(Excerpt from a dataset)
- - - - - - -

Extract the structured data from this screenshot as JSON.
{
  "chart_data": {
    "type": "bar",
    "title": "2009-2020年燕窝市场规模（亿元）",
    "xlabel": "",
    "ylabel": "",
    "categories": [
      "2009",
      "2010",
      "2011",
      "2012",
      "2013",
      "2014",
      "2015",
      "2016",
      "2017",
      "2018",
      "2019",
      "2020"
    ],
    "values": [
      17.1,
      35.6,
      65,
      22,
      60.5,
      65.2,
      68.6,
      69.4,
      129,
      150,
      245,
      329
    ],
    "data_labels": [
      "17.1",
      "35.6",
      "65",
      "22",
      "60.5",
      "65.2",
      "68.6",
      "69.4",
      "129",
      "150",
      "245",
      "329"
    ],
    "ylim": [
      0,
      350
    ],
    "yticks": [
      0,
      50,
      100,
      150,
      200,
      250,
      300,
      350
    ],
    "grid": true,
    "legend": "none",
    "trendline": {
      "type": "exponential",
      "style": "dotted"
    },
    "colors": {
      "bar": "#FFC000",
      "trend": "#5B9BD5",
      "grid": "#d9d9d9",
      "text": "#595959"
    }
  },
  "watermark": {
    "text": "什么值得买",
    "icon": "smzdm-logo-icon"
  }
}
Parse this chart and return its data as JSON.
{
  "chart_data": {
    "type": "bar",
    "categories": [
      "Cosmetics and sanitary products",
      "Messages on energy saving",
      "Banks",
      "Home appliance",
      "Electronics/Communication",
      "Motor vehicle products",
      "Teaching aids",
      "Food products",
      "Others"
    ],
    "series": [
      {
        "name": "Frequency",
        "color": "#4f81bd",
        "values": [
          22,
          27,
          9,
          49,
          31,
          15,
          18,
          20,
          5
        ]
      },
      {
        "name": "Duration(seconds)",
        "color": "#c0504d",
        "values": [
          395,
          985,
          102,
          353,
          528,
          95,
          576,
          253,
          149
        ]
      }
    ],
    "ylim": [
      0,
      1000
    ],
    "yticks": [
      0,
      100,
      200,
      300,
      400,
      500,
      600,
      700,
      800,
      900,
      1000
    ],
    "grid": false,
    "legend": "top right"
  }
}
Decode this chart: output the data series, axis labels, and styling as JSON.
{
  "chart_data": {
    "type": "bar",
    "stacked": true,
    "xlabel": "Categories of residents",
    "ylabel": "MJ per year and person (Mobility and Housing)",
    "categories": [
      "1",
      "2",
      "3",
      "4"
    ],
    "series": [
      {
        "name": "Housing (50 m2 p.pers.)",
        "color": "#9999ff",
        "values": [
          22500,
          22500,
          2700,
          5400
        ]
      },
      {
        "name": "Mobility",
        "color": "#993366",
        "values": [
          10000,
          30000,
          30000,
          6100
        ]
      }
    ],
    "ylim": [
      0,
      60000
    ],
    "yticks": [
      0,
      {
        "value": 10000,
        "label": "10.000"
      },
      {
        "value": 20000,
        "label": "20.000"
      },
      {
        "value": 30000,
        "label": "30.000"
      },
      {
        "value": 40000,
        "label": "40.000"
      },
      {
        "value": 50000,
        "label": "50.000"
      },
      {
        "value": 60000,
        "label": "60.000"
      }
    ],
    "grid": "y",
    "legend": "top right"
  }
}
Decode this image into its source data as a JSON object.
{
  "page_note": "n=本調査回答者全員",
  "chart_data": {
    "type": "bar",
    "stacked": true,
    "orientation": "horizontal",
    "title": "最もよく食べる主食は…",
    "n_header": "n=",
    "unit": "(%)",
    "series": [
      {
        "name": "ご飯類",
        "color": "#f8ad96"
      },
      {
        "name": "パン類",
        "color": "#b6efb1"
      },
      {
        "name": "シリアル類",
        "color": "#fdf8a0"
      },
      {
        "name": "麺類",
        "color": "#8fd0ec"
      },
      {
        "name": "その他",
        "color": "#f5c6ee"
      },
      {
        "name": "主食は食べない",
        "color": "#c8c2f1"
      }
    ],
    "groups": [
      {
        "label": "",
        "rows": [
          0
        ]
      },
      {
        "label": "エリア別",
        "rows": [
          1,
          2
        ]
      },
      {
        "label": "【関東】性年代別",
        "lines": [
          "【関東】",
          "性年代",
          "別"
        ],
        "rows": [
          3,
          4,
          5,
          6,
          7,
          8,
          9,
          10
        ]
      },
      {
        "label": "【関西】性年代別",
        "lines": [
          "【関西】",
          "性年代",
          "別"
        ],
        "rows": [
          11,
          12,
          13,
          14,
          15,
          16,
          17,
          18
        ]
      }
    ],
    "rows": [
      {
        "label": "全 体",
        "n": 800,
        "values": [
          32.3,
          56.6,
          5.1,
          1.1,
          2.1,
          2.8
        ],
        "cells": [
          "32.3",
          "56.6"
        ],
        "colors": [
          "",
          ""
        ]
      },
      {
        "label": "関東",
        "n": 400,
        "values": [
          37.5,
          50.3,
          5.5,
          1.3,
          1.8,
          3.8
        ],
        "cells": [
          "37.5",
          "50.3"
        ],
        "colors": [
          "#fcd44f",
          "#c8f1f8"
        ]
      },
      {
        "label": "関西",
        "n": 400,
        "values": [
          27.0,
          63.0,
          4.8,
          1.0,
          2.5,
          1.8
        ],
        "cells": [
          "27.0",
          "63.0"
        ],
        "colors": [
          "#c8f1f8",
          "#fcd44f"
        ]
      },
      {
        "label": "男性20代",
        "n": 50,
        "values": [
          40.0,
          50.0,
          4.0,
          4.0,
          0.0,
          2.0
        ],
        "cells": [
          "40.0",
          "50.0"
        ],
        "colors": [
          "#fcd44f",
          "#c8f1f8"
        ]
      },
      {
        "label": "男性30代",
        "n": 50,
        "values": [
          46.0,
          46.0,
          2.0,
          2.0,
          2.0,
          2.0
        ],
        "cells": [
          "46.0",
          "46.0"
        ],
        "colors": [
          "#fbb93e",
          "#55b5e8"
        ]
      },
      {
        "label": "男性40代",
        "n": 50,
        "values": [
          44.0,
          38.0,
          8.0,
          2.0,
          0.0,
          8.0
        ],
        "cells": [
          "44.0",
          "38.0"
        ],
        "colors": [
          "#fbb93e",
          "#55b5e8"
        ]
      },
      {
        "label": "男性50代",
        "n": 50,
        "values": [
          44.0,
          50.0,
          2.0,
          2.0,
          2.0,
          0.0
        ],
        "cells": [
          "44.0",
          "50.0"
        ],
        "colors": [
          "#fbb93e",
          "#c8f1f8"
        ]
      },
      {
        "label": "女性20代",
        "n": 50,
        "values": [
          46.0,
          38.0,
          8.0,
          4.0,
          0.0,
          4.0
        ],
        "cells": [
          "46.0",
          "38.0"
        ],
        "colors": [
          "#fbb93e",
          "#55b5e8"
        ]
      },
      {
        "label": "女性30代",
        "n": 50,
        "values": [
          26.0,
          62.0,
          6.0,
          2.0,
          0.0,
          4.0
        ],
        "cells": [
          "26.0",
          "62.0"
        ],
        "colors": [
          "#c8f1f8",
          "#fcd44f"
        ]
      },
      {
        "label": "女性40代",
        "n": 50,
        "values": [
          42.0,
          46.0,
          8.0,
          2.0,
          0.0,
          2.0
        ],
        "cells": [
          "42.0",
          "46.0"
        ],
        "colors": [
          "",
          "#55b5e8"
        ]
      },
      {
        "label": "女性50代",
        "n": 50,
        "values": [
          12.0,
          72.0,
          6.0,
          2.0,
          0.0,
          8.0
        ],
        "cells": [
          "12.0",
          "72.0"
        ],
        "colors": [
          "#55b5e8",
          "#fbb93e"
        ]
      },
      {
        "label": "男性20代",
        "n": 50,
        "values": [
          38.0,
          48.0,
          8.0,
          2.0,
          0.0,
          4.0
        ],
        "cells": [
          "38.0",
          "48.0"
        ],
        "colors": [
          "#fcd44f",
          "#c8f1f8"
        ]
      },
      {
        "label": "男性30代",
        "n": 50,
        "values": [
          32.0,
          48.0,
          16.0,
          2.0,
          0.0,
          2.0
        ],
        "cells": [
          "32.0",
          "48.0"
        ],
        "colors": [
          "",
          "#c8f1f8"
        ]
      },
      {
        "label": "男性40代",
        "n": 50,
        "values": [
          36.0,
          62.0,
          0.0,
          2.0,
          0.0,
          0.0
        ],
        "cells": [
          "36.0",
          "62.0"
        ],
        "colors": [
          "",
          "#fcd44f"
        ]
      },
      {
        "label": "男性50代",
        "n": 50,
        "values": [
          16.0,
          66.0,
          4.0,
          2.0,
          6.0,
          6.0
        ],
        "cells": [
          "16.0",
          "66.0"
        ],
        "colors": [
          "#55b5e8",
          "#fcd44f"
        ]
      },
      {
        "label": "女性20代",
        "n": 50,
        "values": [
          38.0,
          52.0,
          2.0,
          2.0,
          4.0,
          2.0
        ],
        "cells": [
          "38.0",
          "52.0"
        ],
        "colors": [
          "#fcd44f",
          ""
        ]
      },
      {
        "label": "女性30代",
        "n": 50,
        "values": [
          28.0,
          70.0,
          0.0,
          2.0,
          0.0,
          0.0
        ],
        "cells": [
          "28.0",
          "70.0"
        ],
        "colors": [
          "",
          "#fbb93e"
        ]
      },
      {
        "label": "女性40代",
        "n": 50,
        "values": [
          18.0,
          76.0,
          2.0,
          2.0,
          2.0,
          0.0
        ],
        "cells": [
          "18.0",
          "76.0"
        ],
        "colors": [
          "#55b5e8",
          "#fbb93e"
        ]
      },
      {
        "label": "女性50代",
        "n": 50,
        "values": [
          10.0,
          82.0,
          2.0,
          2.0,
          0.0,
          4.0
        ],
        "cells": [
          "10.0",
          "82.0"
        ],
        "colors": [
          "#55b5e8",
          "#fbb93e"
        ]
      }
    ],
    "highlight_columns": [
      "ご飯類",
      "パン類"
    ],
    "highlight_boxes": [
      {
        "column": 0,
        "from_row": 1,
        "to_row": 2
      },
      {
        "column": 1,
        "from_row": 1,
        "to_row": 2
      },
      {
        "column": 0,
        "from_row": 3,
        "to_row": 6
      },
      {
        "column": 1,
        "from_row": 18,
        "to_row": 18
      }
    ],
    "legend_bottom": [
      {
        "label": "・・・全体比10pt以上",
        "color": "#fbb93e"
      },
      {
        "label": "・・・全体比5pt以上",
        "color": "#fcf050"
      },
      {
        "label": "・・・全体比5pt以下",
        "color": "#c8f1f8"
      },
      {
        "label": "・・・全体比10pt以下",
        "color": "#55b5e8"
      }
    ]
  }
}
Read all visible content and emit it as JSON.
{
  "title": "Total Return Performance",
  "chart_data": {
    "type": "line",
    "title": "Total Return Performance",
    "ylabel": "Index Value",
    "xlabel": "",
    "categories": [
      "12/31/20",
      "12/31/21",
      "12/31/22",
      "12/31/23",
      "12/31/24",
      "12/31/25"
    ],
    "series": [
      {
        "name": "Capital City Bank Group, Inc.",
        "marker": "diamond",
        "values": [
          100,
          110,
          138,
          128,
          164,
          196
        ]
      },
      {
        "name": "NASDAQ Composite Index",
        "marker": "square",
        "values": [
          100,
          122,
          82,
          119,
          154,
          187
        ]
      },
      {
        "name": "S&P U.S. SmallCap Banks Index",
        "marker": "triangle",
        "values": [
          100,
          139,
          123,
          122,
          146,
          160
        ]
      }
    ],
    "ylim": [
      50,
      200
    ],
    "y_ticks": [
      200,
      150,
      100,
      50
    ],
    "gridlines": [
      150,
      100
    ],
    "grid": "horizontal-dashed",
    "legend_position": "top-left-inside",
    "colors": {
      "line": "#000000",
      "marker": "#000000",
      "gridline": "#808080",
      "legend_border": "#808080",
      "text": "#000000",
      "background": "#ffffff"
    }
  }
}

- - - - - - -

* [YOUR OBJECTIVE]: Quote exactly what appears from the line containing "Read all visible content and emit it as JSON." through the final line of the listing above, including both of those lines.

* [ANSWER]:
Read all visible content and emit it as JSON.
{
  "title": "Total Return Performance",
  "chart_data": {
    "type": "line",
    "title": "Total Return Performance",
    "ylabel": "Index Value",
    "xlabel": "",
    "categories": [
      "12/31/20",
      "12/31/21",
      "12/31/22",
      "12/31/23",
      "12/31/24",
      "12/31/25"
    ],
    "series": [
      {
        "name": "Capital City Bank Group, Inc.",
        "marker": "diamond",
        "values": [
          100,
          110,
          138,
          128,
          164,
          196
        ]
      },
      {
        "name": "NASDAQ Composite Index",
        "marker": "square",
        "values": [
          100,
          122,
          82,
          119,
          154,
          187
        ]
      },
      {
        "name": "S&P U.S. SmallCap Banks Index",
        "marker": "triangle",
        "values": [
          100,
          139,
          123,
          122,
          146,
          160
        ]
      }
    ],
    "ylim": [
      50,
      200
    ],
    "y_ticks": [
      200,
      150,
      100,
      50
    ],
    "gridlines": [
      150,
      100
    ],
    "grid": "horizontal-dashed",
    "legend_position": "top-left-inside",
    "colors": {
      "line": "#000000",
      "marker": "#000000",
      "gridline": "#808080",
      "legend_border": "#808080",
      "text": "#000000",
      "background": "#ffffff"
    }
  }
}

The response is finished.